**Problem to solve**
Copy out, word for word, everything in the records from the line containing "Patent image size: (1353, 1020)." down to the line containing "The seat frame 1 is at (600, 216).", including both of those lines.

**Items**
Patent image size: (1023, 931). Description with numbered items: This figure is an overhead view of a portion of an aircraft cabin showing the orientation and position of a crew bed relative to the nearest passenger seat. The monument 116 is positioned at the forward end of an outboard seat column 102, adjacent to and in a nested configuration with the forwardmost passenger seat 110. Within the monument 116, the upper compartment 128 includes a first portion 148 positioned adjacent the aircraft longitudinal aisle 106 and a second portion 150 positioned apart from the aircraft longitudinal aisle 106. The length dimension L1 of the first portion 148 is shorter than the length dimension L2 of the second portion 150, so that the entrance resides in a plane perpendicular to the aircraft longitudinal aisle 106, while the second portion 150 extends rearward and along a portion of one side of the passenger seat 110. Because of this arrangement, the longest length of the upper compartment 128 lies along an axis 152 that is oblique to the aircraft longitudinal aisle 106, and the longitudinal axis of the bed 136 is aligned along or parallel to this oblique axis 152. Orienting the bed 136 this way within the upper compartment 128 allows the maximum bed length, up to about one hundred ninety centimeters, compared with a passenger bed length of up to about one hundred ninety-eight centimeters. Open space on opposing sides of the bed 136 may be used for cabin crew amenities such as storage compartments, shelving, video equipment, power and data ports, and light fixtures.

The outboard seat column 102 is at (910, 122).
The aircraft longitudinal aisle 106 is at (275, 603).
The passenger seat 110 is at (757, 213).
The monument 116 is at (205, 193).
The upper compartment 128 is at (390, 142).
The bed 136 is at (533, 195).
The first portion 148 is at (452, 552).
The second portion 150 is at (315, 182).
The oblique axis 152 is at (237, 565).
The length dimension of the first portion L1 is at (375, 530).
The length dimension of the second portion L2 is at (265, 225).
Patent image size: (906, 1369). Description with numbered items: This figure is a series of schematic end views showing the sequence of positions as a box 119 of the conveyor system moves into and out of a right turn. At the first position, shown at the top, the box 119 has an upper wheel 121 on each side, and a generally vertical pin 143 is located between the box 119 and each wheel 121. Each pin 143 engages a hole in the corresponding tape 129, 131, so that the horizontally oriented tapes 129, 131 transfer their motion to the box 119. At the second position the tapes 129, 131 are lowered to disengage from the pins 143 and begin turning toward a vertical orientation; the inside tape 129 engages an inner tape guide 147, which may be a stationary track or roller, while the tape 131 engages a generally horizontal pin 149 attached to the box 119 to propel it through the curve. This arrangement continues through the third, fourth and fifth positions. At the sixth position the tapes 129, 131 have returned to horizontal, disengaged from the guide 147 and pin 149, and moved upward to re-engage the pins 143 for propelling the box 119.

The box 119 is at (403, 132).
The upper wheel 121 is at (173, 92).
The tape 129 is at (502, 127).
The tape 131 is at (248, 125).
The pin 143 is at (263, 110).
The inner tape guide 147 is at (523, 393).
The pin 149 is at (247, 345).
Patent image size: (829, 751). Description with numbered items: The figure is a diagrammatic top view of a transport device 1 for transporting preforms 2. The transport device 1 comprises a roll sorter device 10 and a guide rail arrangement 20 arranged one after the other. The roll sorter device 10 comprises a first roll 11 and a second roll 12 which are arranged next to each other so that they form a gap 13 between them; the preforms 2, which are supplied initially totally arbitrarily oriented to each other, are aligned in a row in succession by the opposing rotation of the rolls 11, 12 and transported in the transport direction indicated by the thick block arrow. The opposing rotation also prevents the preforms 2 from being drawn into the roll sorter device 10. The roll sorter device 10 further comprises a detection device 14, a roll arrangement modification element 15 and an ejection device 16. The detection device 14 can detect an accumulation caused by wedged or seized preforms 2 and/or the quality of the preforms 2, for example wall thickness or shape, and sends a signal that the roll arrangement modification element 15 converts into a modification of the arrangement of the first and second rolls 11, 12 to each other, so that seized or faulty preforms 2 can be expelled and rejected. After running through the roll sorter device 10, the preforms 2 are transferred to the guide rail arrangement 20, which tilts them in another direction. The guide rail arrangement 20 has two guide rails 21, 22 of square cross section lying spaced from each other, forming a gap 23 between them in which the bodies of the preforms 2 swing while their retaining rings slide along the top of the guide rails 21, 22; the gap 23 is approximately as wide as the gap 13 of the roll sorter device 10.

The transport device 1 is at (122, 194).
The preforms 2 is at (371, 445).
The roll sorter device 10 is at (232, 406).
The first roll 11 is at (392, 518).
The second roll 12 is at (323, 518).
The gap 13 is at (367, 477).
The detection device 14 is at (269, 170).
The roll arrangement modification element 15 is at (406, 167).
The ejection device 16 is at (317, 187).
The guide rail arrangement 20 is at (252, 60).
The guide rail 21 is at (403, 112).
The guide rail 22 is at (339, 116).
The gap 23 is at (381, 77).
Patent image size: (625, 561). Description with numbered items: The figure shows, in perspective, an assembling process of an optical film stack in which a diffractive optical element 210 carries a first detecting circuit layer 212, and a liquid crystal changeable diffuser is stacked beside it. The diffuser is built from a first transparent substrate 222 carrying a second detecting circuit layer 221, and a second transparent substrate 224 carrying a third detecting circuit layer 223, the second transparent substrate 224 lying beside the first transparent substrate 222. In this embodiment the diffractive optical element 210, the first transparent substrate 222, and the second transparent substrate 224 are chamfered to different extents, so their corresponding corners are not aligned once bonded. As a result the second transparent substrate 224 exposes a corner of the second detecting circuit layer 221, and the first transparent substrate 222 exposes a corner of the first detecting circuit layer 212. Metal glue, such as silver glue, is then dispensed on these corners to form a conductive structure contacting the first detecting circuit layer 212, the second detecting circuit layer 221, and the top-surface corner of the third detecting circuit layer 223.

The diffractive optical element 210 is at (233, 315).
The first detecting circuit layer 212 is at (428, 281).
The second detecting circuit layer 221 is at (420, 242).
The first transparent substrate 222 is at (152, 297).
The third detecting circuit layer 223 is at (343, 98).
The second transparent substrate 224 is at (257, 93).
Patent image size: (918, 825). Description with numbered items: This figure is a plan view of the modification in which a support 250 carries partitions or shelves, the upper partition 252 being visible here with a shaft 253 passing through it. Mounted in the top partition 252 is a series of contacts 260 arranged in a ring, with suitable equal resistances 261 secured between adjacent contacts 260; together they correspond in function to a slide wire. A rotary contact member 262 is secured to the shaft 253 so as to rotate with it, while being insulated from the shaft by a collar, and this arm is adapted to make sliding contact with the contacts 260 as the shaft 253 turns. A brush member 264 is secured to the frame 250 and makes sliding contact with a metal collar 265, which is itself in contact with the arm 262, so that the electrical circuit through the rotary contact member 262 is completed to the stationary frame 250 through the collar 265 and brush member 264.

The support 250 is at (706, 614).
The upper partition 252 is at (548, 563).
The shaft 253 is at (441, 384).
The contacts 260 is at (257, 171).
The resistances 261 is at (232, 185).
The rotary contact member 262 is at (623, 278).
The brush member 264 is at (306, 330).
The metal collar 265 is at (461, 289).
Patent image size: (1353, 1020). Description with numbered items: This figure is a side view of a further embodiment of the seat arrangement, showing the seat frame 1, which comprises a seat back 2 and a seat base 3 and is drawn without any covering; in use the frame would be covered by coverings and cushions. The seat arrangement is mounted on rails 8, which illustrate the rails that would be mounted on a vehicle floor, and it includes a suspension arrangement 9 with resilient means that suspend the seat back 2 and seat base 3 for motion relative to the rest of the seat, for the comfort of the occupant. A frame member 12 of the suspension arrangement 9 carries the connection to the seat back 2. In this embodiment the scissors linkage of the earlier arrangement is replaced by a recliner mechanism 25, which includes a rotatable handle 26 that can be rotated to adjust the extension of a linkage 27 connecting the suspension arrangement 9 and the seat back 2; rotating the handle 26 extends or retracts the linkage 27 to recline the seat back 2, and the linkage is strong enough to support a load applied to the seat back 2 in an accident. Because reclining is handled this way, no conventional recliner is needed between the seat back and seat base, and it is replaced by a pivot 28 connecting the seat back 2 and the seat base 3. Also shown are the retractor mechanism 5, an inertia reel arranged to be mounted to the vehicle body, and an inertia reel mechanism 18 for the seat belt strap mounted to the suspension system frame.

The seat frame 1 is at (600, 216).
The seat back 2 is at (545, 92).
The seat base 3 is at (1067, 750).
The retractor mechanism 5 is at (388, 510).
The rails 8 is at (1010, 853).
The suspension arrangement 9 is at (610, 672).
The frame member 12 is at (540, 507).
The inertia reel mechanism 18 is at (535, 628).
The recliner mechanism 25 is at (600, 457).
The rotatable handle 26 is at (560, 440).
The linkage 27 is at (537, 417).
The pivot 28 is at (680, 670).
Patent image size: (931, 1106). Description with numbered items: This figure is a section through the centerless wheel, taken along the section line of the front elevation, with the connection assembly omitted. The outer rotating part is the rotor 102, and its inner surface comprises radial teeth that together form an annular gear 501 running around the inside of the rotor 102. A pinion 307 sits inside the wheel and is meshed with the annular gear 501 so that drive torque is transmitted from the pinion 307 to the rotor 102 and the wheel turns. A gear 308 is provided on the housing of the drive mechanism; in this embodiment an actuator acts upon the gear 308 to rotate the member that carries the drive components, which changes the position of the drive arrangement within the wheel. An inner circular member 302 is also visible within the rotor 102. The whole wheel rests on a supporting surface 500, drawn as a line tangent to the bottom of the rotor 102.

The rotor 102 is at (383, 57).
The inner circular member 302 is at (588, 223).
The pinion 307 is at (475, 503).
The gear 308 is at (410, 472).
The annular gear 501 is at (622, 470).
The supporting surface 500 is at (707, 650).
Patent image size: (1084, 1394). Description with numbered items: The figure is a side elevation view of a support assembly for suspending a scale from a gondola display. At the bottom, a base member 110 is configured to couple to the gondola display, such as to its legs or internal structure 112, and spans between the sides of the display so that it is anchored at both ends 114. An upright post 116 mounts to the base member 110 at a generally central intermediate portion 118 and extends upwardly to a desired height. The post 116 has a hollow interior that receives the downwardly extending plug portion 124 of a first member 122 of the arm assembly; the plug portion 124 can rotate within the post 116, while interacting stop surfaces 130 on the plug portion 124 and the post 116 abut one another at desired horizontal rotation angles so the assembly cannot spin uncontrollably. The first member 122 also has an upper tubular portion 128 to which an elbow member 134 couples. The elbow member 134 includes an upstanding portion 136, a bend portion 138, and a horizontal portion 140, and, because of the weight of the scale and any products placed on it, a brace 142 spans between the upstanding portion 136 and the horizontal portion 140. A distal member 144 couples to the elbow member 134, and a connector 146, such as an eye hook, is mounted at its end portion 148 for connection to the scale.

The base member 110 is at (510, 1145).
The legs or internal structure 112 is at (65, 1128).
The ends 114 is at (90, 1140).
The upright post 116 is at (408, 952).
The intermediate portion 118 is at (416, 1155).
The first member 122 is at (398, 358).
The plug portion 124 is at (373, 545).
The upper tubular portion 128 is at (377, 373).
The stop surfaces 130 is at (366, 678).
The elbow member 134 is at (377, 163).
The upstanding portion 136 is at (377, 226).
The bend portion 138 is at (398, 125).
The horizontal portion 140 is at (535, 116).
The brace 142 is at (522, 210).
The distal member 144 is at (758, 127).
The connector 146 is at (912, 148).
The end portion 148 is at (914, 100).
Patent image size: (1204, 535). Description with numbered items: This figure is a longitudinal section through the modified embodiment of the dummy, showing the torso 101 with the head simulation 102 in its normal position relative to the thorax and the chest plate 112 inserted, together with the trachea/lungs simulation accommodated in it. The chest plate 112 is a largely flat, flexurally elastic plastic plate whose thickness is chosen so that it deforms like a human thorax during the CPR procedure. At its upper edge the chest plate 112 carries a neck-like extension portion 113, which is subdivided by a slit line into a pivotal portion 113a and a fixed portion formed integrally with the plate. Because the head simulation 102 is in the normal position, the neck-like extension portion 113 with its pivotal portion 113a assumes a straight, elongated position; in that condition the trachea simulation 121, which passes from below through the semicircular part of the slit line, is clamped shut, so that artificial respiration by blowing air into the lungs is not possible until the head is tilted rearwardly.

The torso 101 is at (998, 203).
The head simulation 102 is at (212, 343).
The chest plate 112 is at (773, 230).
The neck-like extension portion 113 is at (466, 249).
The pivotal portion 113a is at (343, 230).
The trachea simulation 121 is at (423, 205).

**Correct output**
Patent image size: (1353, 1020). Description with numbered items: This figure is a side view of a further embodiment of the seat arrangement, showing the seat frame 1, which comprises a seat back 2 and a seat base 3 and is drawn without any covering; in use the frame would be covered by coverings and cushions. The seat arrangement is mounted on rails 8, which illustrate the rails that would be mounted on a vehicle floor, and it includes a suspension arrangement 9 with resilient means that suspend the seat back 2 and seat base 3 for motion relative to the rest of the seat, for the comfort of the occupant. A frame member 12 of the suspension arrangement 9 carries the connection to the seat back 2. In this embodiment the scissors linkage of the earlier arrangement is replaced by a recliner mechanism 25, which includes a rotatable handle 26 that can be rotated to adjust the extension of a linkage 27 connecting the suspension arrangement 9 and the seat back 2; rotating the handle 26 extends or retracts the linkage 27 to recline the seat back 2, and the linkage is strong enough to support a load applied to the seat back 2 in an accident. Because reclining is handled this way, no conventional recliner is needed between the seat back and seat base, and it is replaced by a pivot 28 connecting the seat back 2 and the seat base 3. Also shown are the retractor mechanism 5, an inertia reel arranged to be mounted to the vehicle body, and an inertia reel mechanism 18 for the seat belt strap mounted to the suspension system frame.

The seat frame 1 is at (600, 216).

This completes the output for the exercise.